- **What you have to do**:
Present the data once more in exactly its original form.

== Information given ==

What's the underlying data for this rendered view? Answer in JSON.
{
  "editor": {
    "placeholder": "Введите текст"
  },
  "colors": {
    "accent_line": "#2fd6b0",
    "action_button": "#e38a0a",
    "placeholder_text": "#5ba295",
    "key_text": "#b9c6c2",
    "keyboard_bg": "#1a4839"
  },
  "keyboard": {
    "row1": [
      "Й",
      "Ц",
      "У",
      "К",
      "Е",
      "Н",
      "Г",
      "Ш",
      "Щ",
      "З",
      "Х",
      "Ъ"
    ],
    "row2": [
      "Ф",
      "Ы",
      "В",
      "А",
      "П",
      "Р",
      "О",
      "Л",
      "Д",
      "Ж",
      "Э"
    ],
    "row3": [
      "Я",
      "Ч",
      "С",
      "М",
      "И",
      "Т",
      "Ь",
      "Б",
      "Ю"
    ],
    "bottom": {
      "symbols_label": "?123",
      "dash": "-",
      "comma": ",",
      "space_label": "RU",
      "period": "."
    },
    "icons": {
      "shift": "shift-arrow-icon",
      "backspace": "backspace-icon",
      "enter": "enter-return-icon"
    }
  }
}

===

- **Solved problem**:
What's the underlying data for this rendered view? Answer in JSON.
{
  "editor": {
    "placeholder": "Введите текст"
  },
  "colors": {
    "accent_line": "#2fd6b0",
    "action_button": "#e38a0a",
    "placeholder_text": "#5ba295",
    "key_text": "#b9c6c2",
    "keyboard_bg": "#1a4839"
  },
  "keyboard": {
    "row1": [
      "Й",
      "Ц",
      "У",
      "К",
      "Е",
      "Н",
      "Г",
      "Ш",
      "Щ",
      "З",
      "Х",
      "Ъ"
    ],
    "row2": [
      "Ф",
      "Ы",
      "В",
      "А",
      "П",
      "Р",
      "О",
      "Л",
      "Д",
      "Ж",
      "Э"
    ],
    "row3": [
      "Я",
      "Ч",
      "С",
      "М",
      "И",
      "Т",
      "Ь",
      "Б",
      "Ю"
    ],
    "bottom": {
      "symbols_label": "?123",
      "dash": "-",
      "comma": ",",
      "space_label": "RU",
      "period": "."
    },
    "icons": {
      "shift": "shift-arrow-icon",
      "backspace": "backspace-icon",
      "enter": "enter-return-icon"
    }
  }
}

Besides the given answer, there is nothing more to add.